┌─ Supplied material

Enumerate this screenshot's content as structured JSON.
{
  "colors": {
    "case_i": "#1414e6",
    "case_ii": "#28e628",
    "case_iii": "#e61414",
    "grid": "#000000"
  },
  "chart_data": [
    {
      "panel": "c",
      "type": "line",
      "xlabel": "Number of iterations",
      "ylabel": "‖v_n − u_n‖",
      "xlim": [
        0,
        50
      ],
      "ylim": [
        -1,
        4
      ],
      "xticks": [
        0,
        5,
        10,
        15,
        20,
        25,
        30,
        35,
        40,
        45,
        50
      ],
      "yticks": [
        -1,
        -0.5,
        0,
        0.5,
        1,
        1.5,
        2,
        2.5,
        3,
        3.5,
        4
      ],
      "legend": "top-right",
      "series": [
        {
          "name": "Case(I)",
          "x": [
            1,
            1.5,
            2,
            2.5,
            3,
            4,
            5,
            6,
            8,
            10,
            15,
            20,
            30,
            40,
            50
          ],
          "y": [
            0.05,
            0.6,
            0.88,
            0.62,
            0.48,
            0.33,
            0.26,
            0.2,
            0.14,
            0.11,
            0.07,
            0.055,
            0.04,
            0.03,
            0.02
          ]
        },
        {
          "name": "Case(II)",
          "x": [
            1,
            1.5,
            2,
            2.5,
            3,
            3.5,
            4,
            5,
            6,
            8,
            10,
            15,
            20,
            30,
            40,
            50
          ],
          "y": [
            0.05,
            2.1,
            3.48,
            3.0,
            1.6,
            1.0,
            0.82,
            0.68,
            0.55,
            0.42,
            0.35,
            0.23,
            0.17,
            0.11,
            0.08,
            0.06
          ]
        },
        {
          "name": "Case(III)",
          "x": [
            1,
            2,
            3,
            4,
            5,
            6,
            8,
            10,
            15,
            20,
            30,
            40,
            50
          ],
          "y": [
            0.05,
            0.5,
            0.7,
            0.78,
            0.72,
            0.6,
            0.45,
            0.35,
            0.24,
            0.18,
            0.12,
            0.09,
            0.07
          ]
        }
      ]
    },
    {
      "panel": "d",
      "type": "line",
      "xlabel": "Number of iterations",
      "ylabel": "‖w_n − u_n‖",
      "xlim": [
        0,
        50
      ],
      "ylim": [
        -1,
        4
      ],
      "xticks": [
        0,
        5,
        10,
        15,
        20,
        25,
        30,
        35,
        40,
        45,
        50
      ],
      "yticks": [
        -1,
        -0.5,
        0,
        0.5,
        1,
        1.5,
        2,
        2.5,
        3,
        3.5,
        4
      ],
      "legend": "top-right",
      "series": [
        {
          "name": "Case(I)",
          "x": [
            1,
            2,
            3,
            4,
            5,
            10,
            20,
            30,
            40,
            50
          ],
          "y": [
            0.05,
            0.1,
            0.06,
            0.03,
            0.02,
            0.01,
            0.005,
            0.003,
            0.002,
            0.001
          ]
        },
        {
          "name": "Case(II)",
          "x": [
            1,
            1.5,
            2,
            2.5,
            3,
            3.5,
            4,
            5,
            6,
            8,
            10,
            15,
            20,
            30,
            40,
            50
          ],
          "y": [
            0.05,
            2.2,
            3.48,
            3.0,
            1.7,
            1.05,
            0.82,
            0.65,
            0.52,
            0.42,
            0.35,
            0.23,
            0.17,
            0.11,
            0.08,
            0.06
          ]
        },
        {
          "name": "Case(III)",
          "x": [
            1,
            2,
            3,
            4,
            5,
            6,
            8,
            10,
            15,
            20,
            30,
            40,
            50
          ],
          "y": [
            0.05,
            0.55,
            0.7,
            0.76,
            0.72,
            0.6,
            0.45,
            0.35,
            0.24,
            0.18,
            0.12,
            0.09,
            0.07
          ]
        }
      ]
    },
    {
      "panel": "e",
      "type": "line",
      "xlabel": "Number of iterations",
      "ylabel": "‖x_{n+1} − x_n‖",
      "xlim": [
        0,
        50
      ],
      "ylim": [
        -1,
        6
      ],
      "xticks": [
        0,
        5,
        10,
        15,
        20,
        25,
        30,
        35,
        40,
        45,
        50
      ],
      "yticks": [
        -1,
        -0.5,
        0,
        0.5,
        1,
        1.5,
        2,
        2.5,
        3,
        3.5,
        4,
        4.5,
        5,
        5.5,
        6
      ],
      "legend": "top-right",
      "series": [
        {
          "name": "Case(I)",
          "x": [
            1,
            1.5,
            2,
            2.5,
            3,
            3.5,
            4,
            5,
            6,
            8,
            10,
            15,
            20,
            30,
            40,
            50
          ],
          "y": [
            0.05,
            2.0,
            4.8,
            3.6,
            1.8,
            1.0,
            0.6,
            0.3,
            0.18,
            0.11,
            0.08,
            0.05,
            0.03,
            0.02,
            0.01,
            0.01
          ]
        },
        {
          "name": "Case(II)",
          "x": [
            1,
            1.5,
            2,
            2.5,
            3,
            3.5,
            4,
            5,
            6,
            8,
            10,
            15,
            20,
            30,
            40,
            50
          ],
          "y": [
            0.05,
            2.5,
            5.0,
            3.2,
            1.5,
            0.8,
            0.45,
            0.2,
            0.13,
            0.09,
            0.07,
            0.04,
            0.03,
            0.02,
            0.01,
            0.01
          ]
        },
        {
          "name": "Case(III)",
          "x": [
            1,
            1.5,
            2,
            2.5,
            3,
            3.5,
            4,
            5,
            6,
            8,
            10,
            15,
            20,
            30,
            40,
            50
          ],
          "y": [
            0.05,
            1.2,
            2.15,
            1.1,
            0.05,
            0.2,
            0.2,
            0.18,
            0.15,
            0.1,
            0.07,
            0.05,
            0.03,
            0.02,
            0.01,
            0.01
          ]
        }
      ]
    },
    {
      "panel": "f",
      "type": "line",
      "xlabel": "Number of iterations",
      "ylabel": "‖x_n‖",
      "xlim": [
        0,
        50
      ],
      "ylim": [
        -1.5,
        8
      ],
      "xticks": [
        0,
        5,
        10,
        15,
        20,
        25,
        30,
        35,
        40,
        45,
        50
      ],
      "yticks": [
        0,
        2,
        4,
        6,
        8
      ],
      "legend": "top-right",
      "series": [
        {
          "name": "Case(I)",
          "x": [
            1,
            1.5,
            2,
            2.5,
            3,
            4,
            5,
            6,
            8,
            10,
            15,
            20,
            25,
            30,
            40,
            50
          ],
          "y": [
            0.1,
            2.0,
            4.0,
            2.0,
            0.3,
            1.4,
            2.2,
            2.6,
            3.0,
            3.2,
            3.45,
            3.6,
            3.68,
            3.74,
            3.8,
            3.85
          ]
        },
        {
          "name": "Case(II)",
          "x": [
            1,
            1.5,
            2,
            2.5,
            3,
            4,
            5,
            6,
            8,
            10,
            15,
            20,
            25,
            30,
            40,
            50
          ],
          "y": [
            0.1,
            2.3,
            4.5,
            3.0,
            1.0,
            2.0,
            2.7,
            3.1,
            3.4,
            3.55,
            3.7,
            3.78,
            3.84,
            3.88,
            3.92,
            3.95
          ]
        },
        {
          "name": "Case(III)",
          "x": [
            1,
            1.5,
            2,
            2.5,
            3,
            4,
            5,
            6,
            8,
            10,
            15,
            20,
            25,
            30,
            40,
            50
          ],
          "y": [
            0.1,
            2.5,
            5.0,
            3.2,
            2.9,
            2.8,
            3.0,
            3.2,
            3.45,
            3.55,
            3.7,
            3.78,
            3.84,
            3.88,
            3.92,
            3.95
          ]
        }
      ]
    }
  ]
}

└─

Problem statement: Your task is to transcribe the material exactly.

Output below:
Enumerate this screenshot's content as structured JSON.
{
  "colors": {
    "case_i": "#1414e6",
    "case_ii": "#28e628",
    "case_iii": "#e61414",
    "grid": "#000000"
  },
  "chart_data": [
    {
      "panel": "c",
      "type": "line",
      "xlabel": "Number of iterations",
      "ylabel": "‖v_n − u_n‖",
      "xlim": [
        0,
        50
      ],
      "ylim": [
        -1,
        4
      ],
      "xticks": [
        0,
        5,
        10,
        15,
        20,
        25,
        30,
        35,
        40,
        45,
        50
      ],
      "yticks": [
        -1,
        -0.5,
        0,
        0.5,
        1,
        1.5,
        2,
        2.5,
        3,
        3.5,
        4
      ],
      "legend": "top-right",
      "series": [
        {
          "name": "Case(I)",
          "x": [
            1,
            1.5,
            2,
            2.5,
            3,
            4,
            5,
            6,
            8,
            10,
            15,
            20,
            30,
            40,
            50
          ],
          "y": [
            0.05,
            0.6,
            0.88,
            0.62,
            0.48,
            0.33,
            0.26,
            0.2,
            0.14,
            0.11,
            0.07,
            0.055,
            0.04,
            0.03,
            0.02
          ]
        },
        {
          "name": "Case(II)",
          "x": [
            1,
            1.5,
            2,
            2.5,
            3,
            3.5,
            4,
            5,
            6,
            8,
            10,
            15,
            20,
            30,
            40,
            50
          ],
          "y": [
            0.05,
            2.1,
            3.48,
            3.0,
            1.6,
            1.0,
            0.82,
            0.68,
            0.55,
            0.42,
            0.35,
            0.23,
            0.17,
            0.11,
            0.08,
            0.06
          ]
        },
        {
          "name": "Case(III)",
          "x": [
            1,
            2,
            3,
            4,
            5,
            6,
            8,
            10,
            15,
            20,
            30,
            40,
            50
          ],
          "y": [
            0.05,
            0.5,
            0.7,
            0.78,
            0.72,
            0.6,
            0.45,
            0.35,
            0.24,
            0.18,
            0.12,
            0.09,
            0.07
          ]
        }
      ]
    },
    {
      "panel": "d",
      "type": "line",
      "xlabel": "Number of iterations",
      "ylabel": "‖w_n − u_n‖",
      "xlim": [
        0,
        50
      ],
      "ylim": [
        -1,
        4
      ],
      "xticks": [
        0,
        5,
        10,
        15,
        20,
        25,
        30,
        35,
        40,
        45,
        50
      ],
      "yticks": [
        -1,
        -0.5,
        0,
        0.5,
        1,
        1.5,
        2,
        2.5,
        3,
        3.5,
        4
      ],
      "legend": "top-right",
      "series": [
        {
          "name": "Case(I)",
          "x": [
            1,
            2,
            3,
            4,
            5,
            10,
            20,
            30,
            40,
            50
          ],
          "y": [
            0.05,
            0.1,
            0.06,
            0.03,
            0.02,
            0.01,
            0.005,
            0.003,
            0.002,
            0.001
          ]
        },
        {
          "name": "Case(II)",
          "x": [
            1,
            1.5,
            2,
            2.5,
            3,
            3.5,
            4,
            5,
            6,
            8,
            10,
            15,
            20,
            30,
            40,
            50
          ],
          "y": [
            0.05,
            2.2,
            3.48,
            3.0,
            1.7,
            1.05,
            0.82,
            0.65,
            0.52,
            0.42,
            0.35,
            0.23,
            0.17,
            0.11,
            0.08,
            0.06
          ]
        },
        {
          "name": "Case(III)",
          "x": [
            1,
            2,
            3,
            4,
            5,
            6,
            8,
            10,
            15,
            20,
            30,
            40,
            50
          ],
          "y": [
            0.05,
            0.55,
            0.7,
            0.76,
            0.72,
            0.6,
            0.45,
            0.35,
            0.24,
            0.18,
            0.12,
            0.09,
            0.07
          ]
        }
      ]
    },
    {
      "panel": "e",
      "type": "line",
      "xlabel": "Number of iterations",
      "ylabel": "‖x_{n+1} − x_n‖",
      "xlim": [
        0,
        50
      ],
      "ylim": [
        -1,
        6
      ],
      "xticks": [
        0,
        5,
        10,
        15,
        20,
        25,
        30,
        35,
        40,
        45,
        50
      ],
      "yticks": [
        -1,
        -0.5,
        0,
        0.5,
        1,
        1.5,
        2,
        2.5,
        3,
        3.5,
        4,
        4.5,
        5,
        5.5,
        6
      ],
      "legend": "top-right",
      "series": [
        {
          "name": "Case(I)",
          "x": [
            1,
            1.5,
            2,
            2.5,
            3,
            3.5,
            4,
            5,
            6,
            8,
            10,
            15,
            20,
            30,
            40,
            50
          ],
          "y": [
            0.05,
            2.0,
            4.8,
            3.6,
            1.8,
            1.0,
            0.6,
            0.3,
            0.18,
            0.11,
            0.08,
            0.05,
            0.03,
            0.02,
            0.01,
            0.01
          ]
        },
        {
          "name": "Case(II)",
          "x": [
            1,
            1.5,
            2,
            2.5,
            3,
            3.5,
            4,
            5,
            6,
            8,
            10,
            15,
            20,
            30,
            40,
            50
          ],
          "y": [
            0.05,
            2.5,
            5.0,
            3.2,
            1.5,
            0.8,
            0.45,
            0.2,
            0.13,
            0.09,
            0.07,
            0.04,
            0.03,
            0.02,
            0.01,
            0.01
          ]
        },
        {
          "name": "Case(III)",
          "x": [
            1,
            1.5,
            2,
            2.5,
            3,
            3.5,
            4,
            5,
            6,
            8,
            10,
            15,
            20,
            30,
            40,
            50
          ],
          "y": [
            0.05,
            1.2,
            2.15,
            1.1,
            0.05,
            0.2,
            0.2,
            0.18,
            0.15,
            0.1,
            0.07,
            0.05,
            0.03,
            0.02,
            0.01,
            0.01
          ]
        }
      ]
    },
    {
      "panel": "f",
      "type": "line",
      "xlabel": "Number of iterations",
      "ylabel": "‖x_n‖",
      "xlim": [
        0,
        50
      ],
      "ylim": [
        -1.5,
        8
      ],
      "xticks": [
        0,
        5,
        10,
        15,
        20,
        25,
        30,
        35,
        40,
        45,
        50
      ],
      "yticks": [
        0,
        2,
        4,
        6,
        8
      ],
      "legend": "top-right",
      "series": [
        {
          "name": "Case(I)",
          "x": [
            1,
            1.5,
            2,
            2.5,
            3,
            4,
            5,
            6,
            8,
            10,
            15,
            20,
            25,
            30,
            40,
            50
          ],
          "y": [
            0.1,
            2.0,
            4.0,
            2.0,
            0.3,
            1.4,
            2.2,
            2.6,
            3.0,
            3.2,
            3.45,
            3.6,
            3.68,
            3.74,
            3.8,
            3.85
          ]
        },
        {
          "name": "Case(II)",
          "x": [
            1,
            1.5,
            2,
            2.5,
            3,
            4,
            5,
            6,
            8,
            10,
            15,
            20,
            25,
            30,
            40,
            50
          ],
          "y": [
            0.1,
            2.3,
            4.5,
            3.0,
            1.0,
            2.0,
            2.7,
            3.1,
            3.4,
            3.55,
            3.7,
            3.78,
            3.84,
            3.88,
            3.92,
            3.95
          ]
        },
        {
          "name": "Case(III)",
          "x": [
            1,
            1.5,
            2,
            2.5,
            3,
            4,
            5,
            6,
            8,
            10,
            15,
            20,
            25,
            30,
            40,
            50
          ],
          "y": [
            0.1,
            2.5,
            5.0,
            3.2,
            2.9,
            2.8,
            3.0,
            3.2,
            3.45,
            3.55,
            3.7,
            3.78,
            3.84,
            3.88,
            3.92,
            3.95
          ]
        }
      ]
    }
  ]
}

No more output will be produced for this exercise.